>>>

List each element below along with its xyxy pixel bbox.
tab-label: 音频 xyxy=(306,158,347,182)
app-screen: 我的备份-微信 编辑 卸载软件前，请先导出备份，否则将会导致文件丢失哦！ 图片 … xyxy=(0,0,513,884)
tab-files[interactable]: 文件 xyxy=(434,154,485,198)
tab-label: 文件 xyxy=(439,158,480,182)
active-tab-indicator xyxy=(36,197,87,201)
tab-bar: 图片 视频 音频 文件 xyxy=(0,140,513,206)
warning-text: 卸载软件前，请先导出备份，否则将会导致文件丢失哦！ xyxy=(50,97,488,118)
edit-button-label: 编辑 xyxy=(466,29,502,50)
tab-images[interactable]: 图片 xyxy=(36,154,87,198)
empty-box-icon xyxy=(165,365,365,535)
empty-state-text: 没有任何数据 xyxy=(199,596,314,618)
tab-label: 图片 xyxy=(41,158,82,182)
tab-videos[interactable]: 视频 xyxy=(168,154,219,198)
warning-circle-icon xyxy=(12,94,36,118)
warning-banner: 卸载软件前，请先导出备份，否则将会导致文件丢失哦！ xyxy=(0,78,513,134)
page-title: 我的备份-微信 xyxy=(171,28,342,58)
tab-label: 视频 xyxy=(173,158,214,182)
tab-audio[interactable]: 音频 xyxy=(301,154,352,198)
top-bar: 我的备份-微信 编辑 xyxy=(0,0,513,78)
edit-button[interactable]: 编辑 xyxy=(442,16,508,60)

<<<

State how many lines above contain the string "label", treating case as significant, and give only the number.

5